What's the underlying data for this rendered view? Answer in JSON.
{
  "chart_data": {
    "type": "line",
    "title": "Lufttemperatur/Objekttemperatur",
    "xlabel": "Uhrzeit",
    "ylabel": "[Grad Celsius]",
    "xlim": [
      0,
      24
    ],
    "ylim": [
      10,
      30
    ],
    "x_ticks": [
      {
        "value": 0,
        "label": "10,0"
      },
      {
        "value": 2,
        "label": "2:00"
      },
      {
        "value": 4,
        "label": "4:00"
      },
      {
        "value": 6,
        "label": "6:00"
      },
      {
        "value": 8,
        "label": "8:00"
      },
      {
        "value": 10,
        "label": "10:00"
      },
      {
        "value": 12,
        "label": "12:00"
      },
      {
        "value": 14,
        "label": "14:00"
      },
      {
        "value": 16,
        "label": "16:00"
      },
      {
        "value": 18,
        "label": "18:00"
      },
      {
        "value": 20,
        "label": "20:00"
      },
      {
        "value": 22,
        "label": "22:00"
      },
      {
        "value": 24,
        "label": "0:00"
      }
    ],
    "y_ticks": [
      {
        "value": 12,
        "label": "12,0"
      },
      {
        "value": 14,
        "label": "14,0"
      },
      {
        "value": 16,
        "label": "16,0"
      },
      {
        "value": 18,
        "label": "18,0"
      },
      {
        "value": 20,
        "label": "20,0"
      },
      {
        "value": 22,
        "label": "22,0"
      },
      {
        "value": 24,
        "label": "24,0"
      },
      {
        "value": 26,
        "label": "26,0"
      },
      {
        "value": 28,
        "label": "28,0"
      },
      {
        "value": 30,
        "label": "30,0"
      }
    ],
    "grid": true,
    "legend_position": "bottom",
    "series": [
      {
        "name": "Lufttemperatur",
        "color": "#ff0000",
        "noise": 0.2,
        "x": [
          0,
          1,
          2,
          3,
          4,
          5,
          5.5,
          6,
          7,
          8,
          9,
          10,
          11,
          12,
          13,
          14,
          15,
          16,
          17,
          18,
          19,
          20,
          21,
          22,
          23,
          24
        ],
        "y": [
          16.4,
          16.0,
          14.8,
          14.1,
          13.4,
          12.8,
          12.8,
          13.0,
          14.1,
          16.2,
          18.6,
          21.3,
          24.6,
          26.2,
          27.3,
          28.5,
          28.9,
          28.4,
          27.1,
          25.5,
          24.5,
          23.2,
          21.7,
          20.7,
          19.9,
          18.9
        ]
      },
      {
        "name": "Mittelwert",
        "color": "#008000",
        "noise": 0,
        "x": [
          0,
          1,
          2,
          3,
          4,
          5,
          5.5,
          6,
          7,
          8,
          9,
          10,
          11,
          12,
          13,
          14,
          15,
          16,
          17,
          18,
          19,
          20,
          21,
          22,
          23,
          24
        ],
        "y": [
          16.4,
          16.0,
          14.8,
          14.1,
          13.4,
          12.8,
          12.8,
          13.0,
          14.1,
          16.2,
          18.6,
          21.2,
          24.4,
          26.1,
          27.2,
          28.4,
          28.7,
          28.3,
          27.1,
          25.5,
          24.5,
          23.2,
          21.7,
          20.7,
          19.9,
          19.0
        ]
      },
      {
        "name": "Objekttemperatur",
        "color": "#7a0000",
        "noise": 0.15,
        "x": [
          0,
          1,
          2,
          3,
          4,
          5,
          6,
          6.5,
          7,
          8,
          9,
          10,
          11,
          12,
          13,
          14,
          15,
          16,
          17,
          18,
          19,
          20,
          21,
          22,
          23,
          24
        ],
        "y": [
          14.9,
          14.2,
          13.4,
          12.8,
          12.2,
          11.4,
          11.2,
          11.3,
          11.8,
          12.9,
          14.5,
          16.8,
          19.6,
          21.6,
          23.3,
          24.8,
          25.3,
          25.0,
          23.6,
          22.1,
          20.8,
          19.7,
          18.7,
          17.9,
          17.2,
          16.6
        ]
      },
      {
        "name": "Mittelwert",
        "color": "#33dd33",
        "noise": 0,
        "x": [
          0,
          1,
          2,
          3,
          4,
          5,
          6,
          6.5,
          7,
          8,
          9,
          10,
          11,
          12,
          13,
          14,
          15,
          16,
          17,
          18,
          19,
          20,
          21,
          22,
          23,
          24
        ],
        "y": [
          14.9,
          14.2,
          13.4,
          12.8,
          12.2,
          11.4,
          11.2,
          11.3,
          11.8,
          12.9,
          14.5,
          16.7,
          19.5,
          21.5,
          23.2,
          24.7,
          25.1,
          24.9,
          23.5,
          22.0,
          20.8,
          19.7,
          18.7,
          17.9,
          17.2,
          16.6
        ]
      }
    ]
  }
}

**THE TASK**
Count the lines that hold the string "Objekttemperatur" and state that number alone.

**RESPONSE BELOW**
2